### [Directive]
Skip the images and copy each record exactly as written.
Dataset extract start
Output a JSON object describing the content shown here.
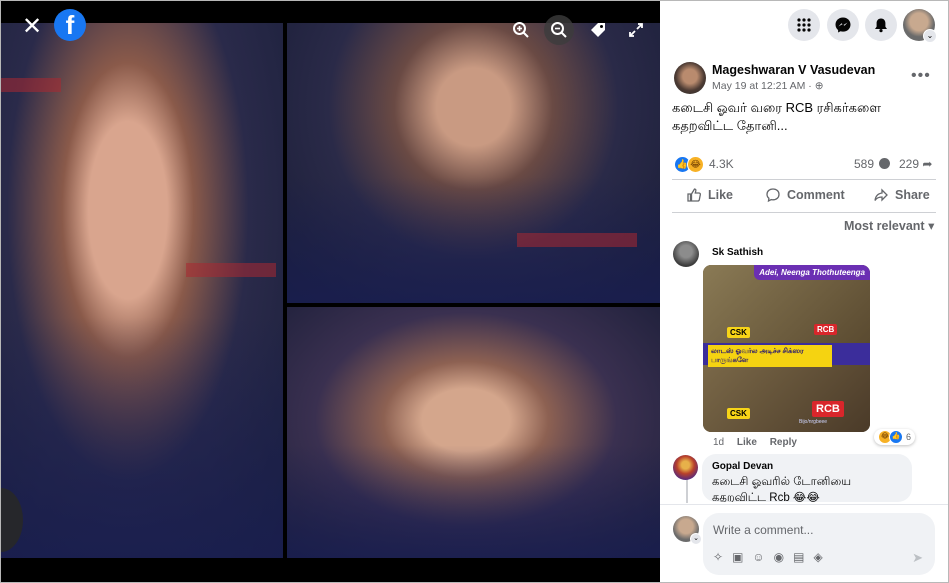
{
  "viewer": {
    "close_icon": "close-icon",
    "logo_letter": "f",
    "zoom_in_icon": "zoom-in-icon",
    "zoom_out_icon": "zoom-out-icon",
    "tag_icon": "tag-icon",
    "fullscreen_icon": "fullscreen-icon"
  },
  "header": {
    "menu_icon": "grid-menu-icon",
    "messenger_icon": "messenger-icon",
    "notifications_icon": "bell-icon"
  },
  "post": {
    "author": "Mageshwaran V Vasudevan",
    "time": "May 19 at 12:21 AM · ",
    "text": "கடைசி ஓவர் வரை RCB ரசிகர்களை கதறவிட்ட தோனி...",
    "reactions_count": "4.3K",
    "comments_count": "589",
    "shares_count": "229",
    "actions": {
      "like": "Like",
      "comment": "Comment",
      "share": "Share"
    },
    "sort_label": "Most relevant"
  },
  "comments": [
    {
      "author": "Sk Sathish",
      "meme": {
        "banner": "Adei, Neenga Thothuteenga",
        "tamil_caption": "லாடஸ் ஓவர்ல அடிச்ச சிக்ஸர பாருங்களே",
        "tag_csk": "CSK",
        "tag_rcb": "RCB",
        "watermark": "Bijo/nrgbeee"
      },
      "age": "1d",
      "like": "Like",
      "reply": "Reply",
      "reaction_count": "6"
    },
    {
      "author": "Gopal Devan",
      "text": "கடைசி ஓவரில் டோனியை கதறவிட்ட Rcb 😂😂"
    }
  ],
  "composer": {
    "placeholder": "Write a comment...",
    "send_icon": "send-icon"
  },
  "colors": {
    "brand": "#1877f2",
    "viewer_bg": "#000000",
    "muted": "#65676b"
  }
}
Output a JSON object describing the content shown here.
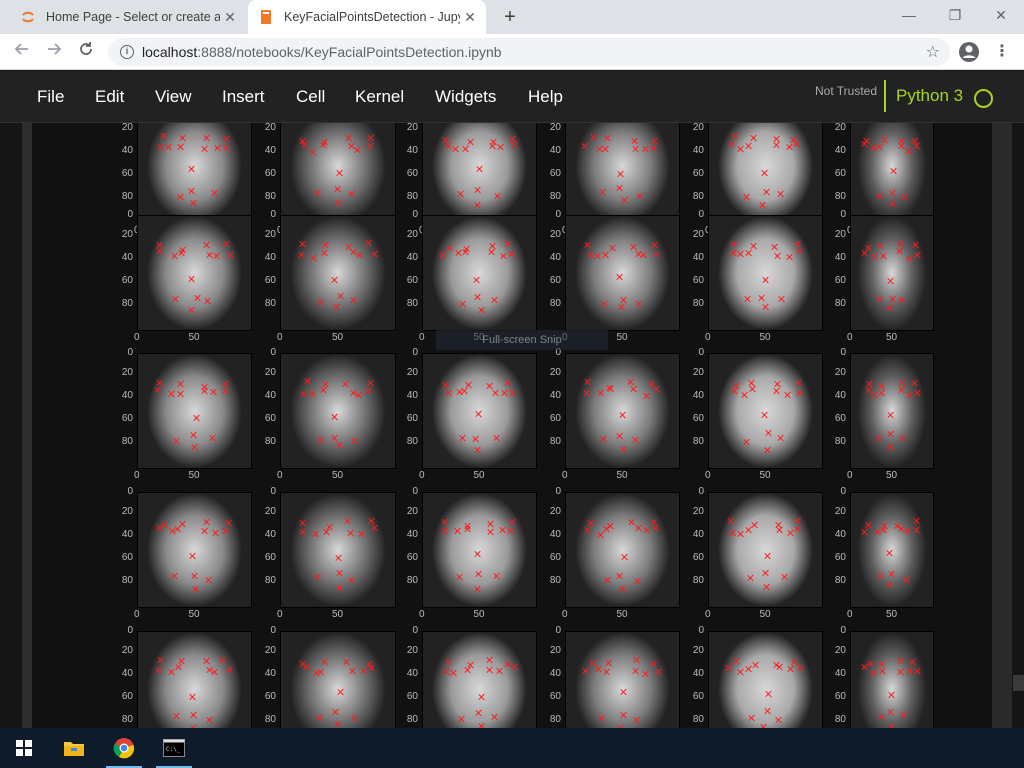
{
  "browser": {
    "tabs": [
      {
        "title": "Home Page - Select or create a n",
        "close": "✕"
      },
      {
        "title": "KeyFacialPointsDetection - Jupyte",
        "close": "✕"
      }
    ],
    "new_tab": "+",
    "window_controls": {
      "minimize": "—",
      "restore": "❐",
      "close": "✕"
    },
    "url_host": "localhost",
    "url_rest": ":8888/notebooks/KeyFacialPointsDetection.ipynb",
    "icons": {
      "back": "arrow-left-icon",
      "forward": "arrow-right-icon",
      "reload": "reload-icon",
      "info": "info-icon",
      "star": "star-icon",
      "profile": "profile-icon",
      "menu": "kebab-icon"
    }
  },
  "jupyter": {
    "menu": [
      "File",
      "Edit",
      "View",
      "Insert",
      "Cell",
      "Kernel",
      "Widgets",
      "Help"
    ],
    "trust": "Not Trusted",
    "kernel": "Python 3",
    "accent": "#a5d421"
  },
  "overlay_text": "Full-screen Snip",
  "output": {
    "y_ticks": [
      "0",
      "20",
      "40",
      "60",
      "80"
    ],
    "x_tick": "50",
    "x_zero": "0",
    "grid": {
      "rows": 5,
      "cols": 6
    }
  },
  "taskbar": {
    "items": [
      "windows-start",
      "file-explorer",
      "chrome",
      "command-prompt"
    ]
  }
}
Dataset extract end
### [Answer in full]
Output a JSON object describing the content shown here.
{
  "viewer": {
    "close_icon": "close-icon",
    "logo_letter": "f",
    "zoom_in_icon": "zoom-in-icon",
    "zoom_out_icon": "zoom-out-icon",
    "tag_icon": "tag-icon",
    "fullscreen_icon": "fullscreen-icon"
  },
  "header": {
    "menu_icon": "grid-menu-icon",
    "messenger_icon": "messenger-icon",
    "notifications_icon": "bell-icon"
  },
  "post": {
    "author": "Mageshwaran V Vasudevan",
    "time": "May 19 at 12:21 AM · ",
    "text": "கடைசி ஓவர் வரை RCB ரசிகர்களை கதறவிட்ட தோனி...",
    "reactions_count": "4.3K",
    "comments_count": "589",
    "shares_count": "229",
    "actions": {
      "like": "Like",
      "comment": "Comment",
      "share": "Share"
    },
    "sort_label": "Most relevant"
  },
  "comments": [
    {
      "author": "Sk Sathish",
      "meme": {
        "banner": "Adei, Neenga Thothuteenga",
        "tamil_caption": "லாடஸ் ஓவர்ல அடிச்ச சிக்ஸர பாருங்களே",
        "tag_csk": "CSK",
        "tag_rcb": "RCB",
        "watermark": "Bijo/nrgbeee"
      },
      "age": "1d",
      "like": "Like",
      "reply": "Reply",
      "reaction_count": "6"
    },
    {
      "author": "Gopal Devan",
      "text": "கடைசி ஓவரில் டோனியை கதறவிட்ட Rcb 😂😂"
    }
  ],
  "composer": {
    "placeholder": "Write a comment...",
    "send_icon": "send-icon"
  },
  "colors": {
    "brand": "#1877f2",
    "viewer_bg": "#000000",
    "muted": "#65676b"
  }
}
Output a JSON object describing the content shown here.
{
  "browser": {
    "tabs": [
      {
        "title": "Home Page - Select or create a n",
        "close": "✕"
      },
      {
        "title": "KeyFacialPointsDetection - Jupyte",
        "close": "✕"
      }
    ],
    "new_tab": "+",
    "window_controls": {
      "minimize": "—",
      "restore": "❐",
      "close": "✕"
    },
    "url_host": "localhost",
    "url_rest": ":8888/notebooks/KeyFacialPointsDetection.ipynb",
    "icons": {
      "back": "arrow-left-icon",
      "forward": "arrow-right-icon",
      "reload": "reload-icon",
      "info": "info-icon",
      "star": "star-icon",
      "profile": "profile-icon",
      "menu": "kebab-icon"
    }
  },
  "jupyter": {
    "menu": [
      "File",
      "Edit",
      "View",
      "Insert",
      "Cell",
      "Kernel",
      "Widgets",
      "Help"
    ],
    "trust": "Not Trusted",
    "kernel": "Python 3",
    "accent": "#a5d421"
  },
  "overlay_text": "Full-screen Snip",
  "output": {
    "y_ticks": [
      "0",
      "20",
      "40",
      "60",
      "80"
    ],
    "x_tick": "50",
    "x_zero": "0",
    "grid": {
      "rows": 5,
      "cols": 6
    }
  },
  "taskbar": {
    "items": [
      "windows-start",
      "file-explorer",
      "chrome",
      "command-prompt"
    ]
  }
}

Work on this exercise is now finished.